### 項目

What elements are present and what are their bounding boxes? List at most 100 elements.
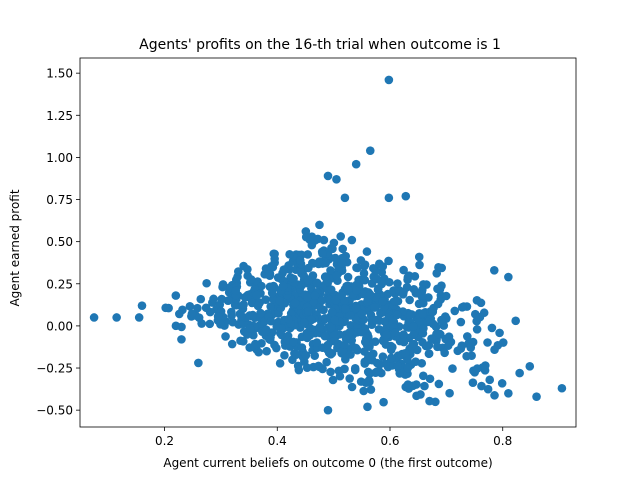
data-point (252, 290, 262, 300)
y-axis-label: Agent earned profit (8, 189, 22, 306)
data-point (445, 388, 454, 398)
data-point (324, 348, 334, 358)
data-point (251, 339, 260, 349)
data-point (350, 364, 360, 373)
data-point (351, 303, 361, 313)
y-tick-label: 1.00 (46, 151, 73, 165)
data-point (303, 250, 313, 259)
data-point (475, 312, 485, 322)
data-point (309, 297, 318, 307)
data-point (457, 303, 467, 312)
data-point (437, 315, 446, 325)
data-point (243, 271, 252, 281)
data-point (352, 286, 361, 296)
data-point (177, 335, 186, 344)
data-point (234, 267, 243, 276)
data-point (363, 402, 372, 412)
data-point (420, 381, 429, 391)
data-point (315, 220, 324, 230)
data-point (294, 365, 304, 375)
data-point (310, 291, 320, 300)
data-point (504, 389, 513, 398)
y-tick-label: 1.25 (46, 109, 73, 123)
data-point (347, 235, 357, 245)
data-point (359, 269, 369, 278)
data-point (378, 262, 388, 271)
data-point (161, 303, 170, 313)
data-point (495, 328, 504, 338)
data-point (338, 244, 348, 254)
data-point (308, 258, 317, 268)
data-point (365, 290, 375, 299)
data-point (261, 325, 271, 334)
data-point (302, 333, 312, 343)
data-point (227, 311, 236, 320)
y-tick-label: 1.50 (46, 67, 73, 81)
data-point (390, 297, 400, 306)
data-point (323, 405, 333, 415)
data-point (483, 384, 493, 394)
data-point (379, 397, 388, 407)
x-tick-label: 0.6 (380, 434, 399, 448)
data-point (323, 171, 333, 181)
data-point (261, 295, 271, 305)
data-point (213, 312, 223, 321)
data-point (267, 288, 277, 298)
data-point (409, 322, 418, 331)
data-point (345, 327, 355, 337)
data-point (372, 274, 382, 284)
data-point (209, 294, 218, 304)
data-point (302, 293, 312, 302)
data-point (456, 317, 466, 327)
x-tick-label: 0.8 (493, 434, 512, 448)
data-point (392, 310, 402, 320)
data-point (332, 175, 341, 184)
data-point (326, 266, 335, 275)
data-point (345, 311, 355, 320)
data-point (472, 296, 482, 305)
data-point (264, 270, 274, 279)
data-point (393, 361, 403, 371)
data-point (217, 294, 227, 304)
data-point (359, 386, 368, 396)
data-point (419, 298, 428, 308)
data-point (337, 258, 347, 268)
data-point (278, 281, 288, 291)
data-point (372, 293, 381, 302)
y-tick-label: 0.75 (46, 193, 73, 207)
data-point (193, 303, 202, 313)
data-point (490, 345, 499, 355)
data-point (361, 378, 371, 388)
data-point (378, 297, 388, 306)
data-point (532, 392, 541, 401)
data-point (428, 319, 438, 329)
data-point (257, 281, 266, 291)
data-point (472, 325, 482, 334)
data-point (320, 331, 330, 341)
data-point (360, 337, 370, 347)
data-points (89, 75, 567, 415)
data-point (468, 378, 478, 388)
data-point (228, 317, 238, 327)
data-point (245, 324, 255, 333)
data-point (437, 263, 447, 273)
data-point (386, 345, 396, 355)
data-point (340, 193, 350, 203)
data-point (321, 314, 330, 324)
data-point (489, 266, 499, 275)
data-point (270, 340, 279, 350)
data-point (384, 75, 394, 85)
data-point (511, 316, 520, 326)
data-point (386, 353, 396, 363)
data-point (289, 337, 298, 347)
data-point (373, 285, 383, 294)
data-point (403, 380, 413, 389)
data-point (134, 313, 144, 322)
data-point (448, 364, 457, 373)
data-point (290, 298, 300, 308)
data-point (343, 285, 353, 294)
data-point (312, 278, 322, 288)
data-point (205, 319, 215, 329)
data-point (266, 316, 276, 326)
data-point (330, 253, 340, 263)
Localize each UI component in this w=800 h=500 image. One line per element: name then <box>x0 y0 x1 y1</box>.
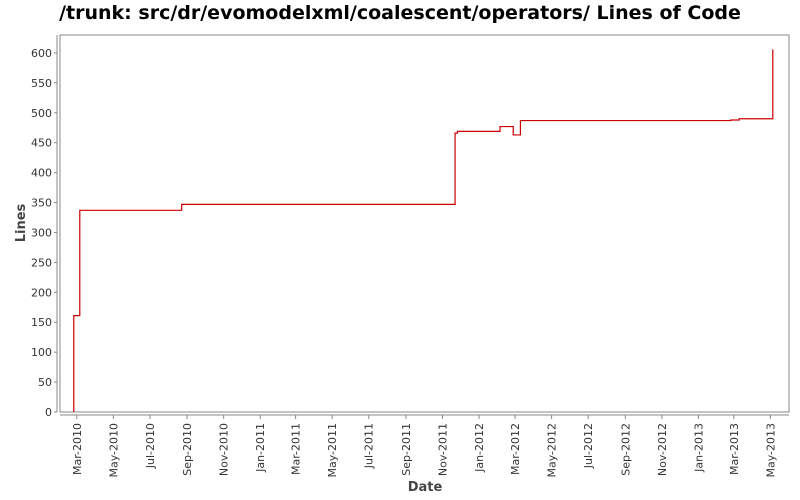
x-tick-label: Jul-2010 <box>144 423 157 469</box>
x-tick-label: Jan-2011 <box>254 423 267 473</box>
y-tick-label: 600 <box>31 47 52 60</box>
x-tick-label: Sep-2010 <box>181 423 194 476</box>
y-tick-label: 550 <box>31 77 52 90</box>
y-tick-label: 150 <box>31 316 52 329</box>
x-tick-label: May-2011 <box>326 423 339 478</box>
y-tick-label: 450 <box>31 137 52 150</box>
y-tick-label: 100 <box>31 346 52 359</box>
x-tick-label: Mar-2010 <box>71 423 84 475</box>
y-axis-title: Lines <box>14 203 29 242</box>
x-tick-label: May-2010 <box>107 423 120 478</box>
x-axis-title: Date <box>408 480 443 495</box>
x-tick-label: Jan-2012 <box>473 423 486 473</box>
x-tick-label: Nov-2010 <box>218 423 231 476</box>
x-axis: Mar-2010 May-2010 Jul-2010 Sep-2010 Nov-2010… <box>71 415 777 478</box>
chart-title: /trunk: src/dr/evomodelxml/coalescent/op… <box>59 2 741 24</box>
y-tick-label: 50 <box>38 376 52 389</box>
x-tick-label: Mar-2012 <box>509 423 522 475</box>
y-tick-label: 300 <box>31 226 52 239</box>
y-tick-label: 350 <box>31 197 52 210</box>
series-line-0 <box>73 49 774 412</box>
x-tick-label: Jul-2012 <box>582 423 595 469</box>
x-tick-label: Nov-2011 <box>436 423 449 476</box>
x-tick-label: May-2013 <box>764 423 777 478</box>
plot-border <box>59 34 790 413</box>
x-tick-label: Mar-2011 <box>290 423 303 475</box>
x-tick-label: Sep-2011 <box>400 423 413 476</box>
x-tick-label: Jan-2013 <box>692 423 705 473</box>
x-tick-label: May-2012 <box>546 423 559 478</box>
x-tick-label: Sep-2012 <box>619 423 632 476</box>
x-tick-label: Nov-2012 <box>656 423 669 476</box>
series-layer <box>73 49 774 412</box>
y-tick-label: 0 <box>45 406 52 419</box>
y-tick-label: 400 <box>31 167 52 180</box>
y-tick-label: 200 <box>31 286 52 299</box>
plot-area <box>56 34 790 416</box>
y-tick-label: 250 <box>31 256 52 269</box>
x-tick-label: Mar-2013 <box>728 423 741 475</box>
y-axis: 0 50 100 150 200 250 300 350 400 450 500 550 600 <box>31 47 57 419</box>
x-tick-label: Jul-2011 <box>363 423 376 469</box>
y-tick-label: 500 <box>31 107 52 120</box>
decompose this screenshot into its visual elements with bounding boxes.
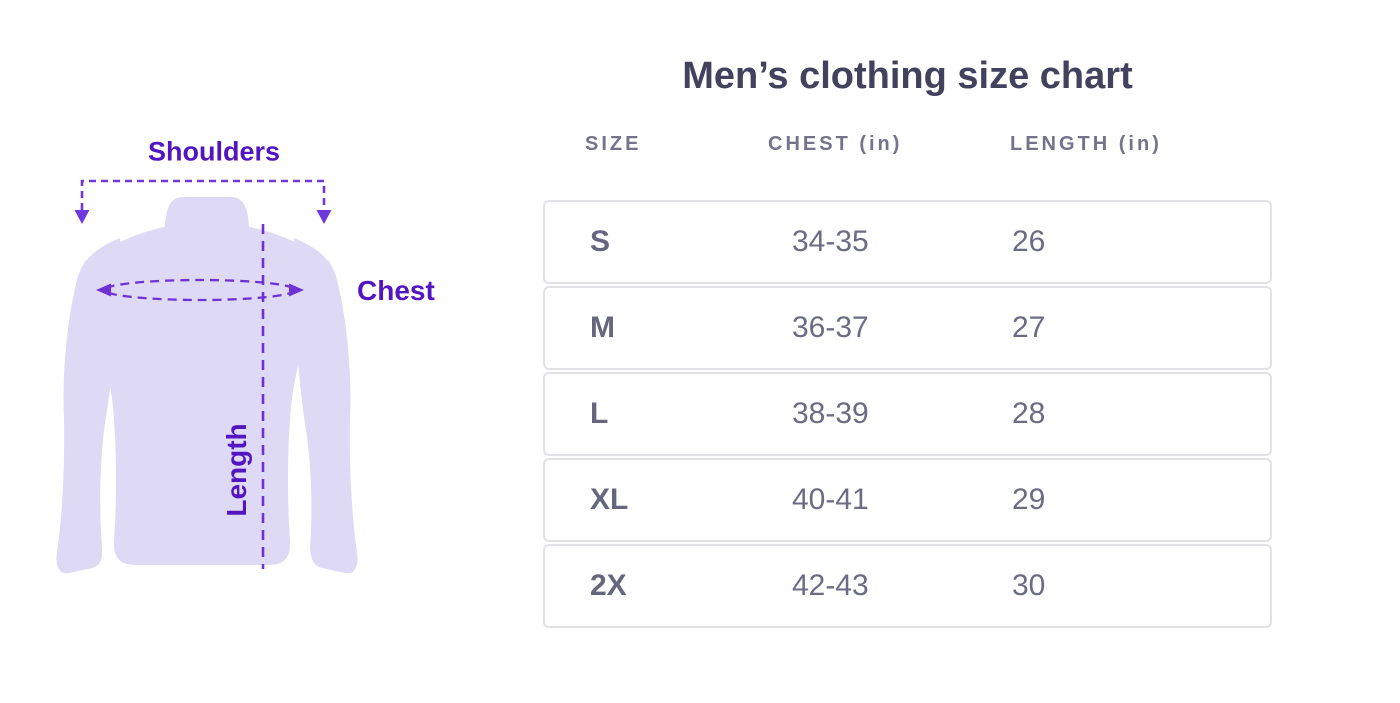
chest-label: Chest	[357, 275, 435, 306]
length-cell: 28	[1012, 397, 1046, 430]
chest-cell: 34-35	[792, 225, 869, 258]
table-header-row: SIZE CHEST (in) LENGTH (in)	[543, 133, 1272, 156]
shoulders-measure-arrow	[74, 179, 332, 224]
shirt-diagram-svg	[56, 179, 358, 574]
size-cell: XL	[590, 483, 629, 516]
shoulders-label: Shoulders	[147, 136, 281, 167]
chest-measure-ellipse	[96, 278, 304, 302]
table-row-m: M 36-37 27	[543, 286, 1272, 370]
size-cell: M	[590, 311, 615, 344]
length-cell: 26	[1012, 225, 1046, 258]
table-row-l: L 38-39 28	[543, 372, 1272, 456]
table-row-2x: 2X 42-43 30	[543, 544, 1272, 628]
length-cell: 29	[1012, 483, 1046, 516]
column-header-length: LENGTH (in)	[1010, 133, 1162, 155]
size-cell: S	[590, 225, 611, 258]
chest-cell: 38-39	[792, 397, 869, 430]
shirt-measurement-diagram: Shoulders Chest Length	[0, 0, 470, 660]
chest-cell: 36-37	[792, 311, 869, 344]
column-header-chest: CHEST (in)	[768, 133, 903, 155]
size-cell: L	[590, 397, 609, 430]
length-cell: 27	[1012, 311, 1046, 344]
table-row-xl: XL 40-41 29	[543, 458, 1272, 542]
chest-cell: 40-41	[792, 483, 869, 516]
size-cell: 2X	[590, 569, 627, 602]
size-table: S 34-35 26 M 36-37 27 L 38-39 28 XL 40-4…	[543, 200, 1272, 630]
page-title: Men’s clothing size chart	[682, 55, 1133, 97]
shirt-illustration	[56, 197, 358, 574]
length-cell: 30	[1012, 569, 1046, 602]
table-row-s: S 34-35 26	[543, 200, 1272, 284]
length-label: Length	[221, 423, 252, 517]
shirt-body	[84, 197, 330, 565]
chest-cell: 42-43	[792, 569, 869, 602]
column-header-size: SIZE	[585, 133, 642, 155]
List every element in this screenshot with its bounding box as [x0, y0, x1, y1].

### 課題の指示
上記リストの「x-tick-label: Jul-2010 <box>144」を含む行から始め、「x-tick-label: May-2011 <box>326」を含む行で終わる範囲の各行を、空行を除いて番号付きリストとして示せ。両端の行も含めること。

### 演習の解答
1. x-tick-label: Jul-2010 <box>144 423 157 469</box>
2. x-tick-label: Jan-2011 <box>254 423 267 473</box>
3. y-tick-label: 600 <box>31 47 52 60</box>
4. x-tick-label: Sep-2010 <box>181 423 194 476</box>
5. y-tick-label: 550 <box>31 77 52 90</box>
6. y-tick-label: 150 <box>31 316 52 329</box>
7. x-tick-label: May-2011 <box>326 423 339 478</box>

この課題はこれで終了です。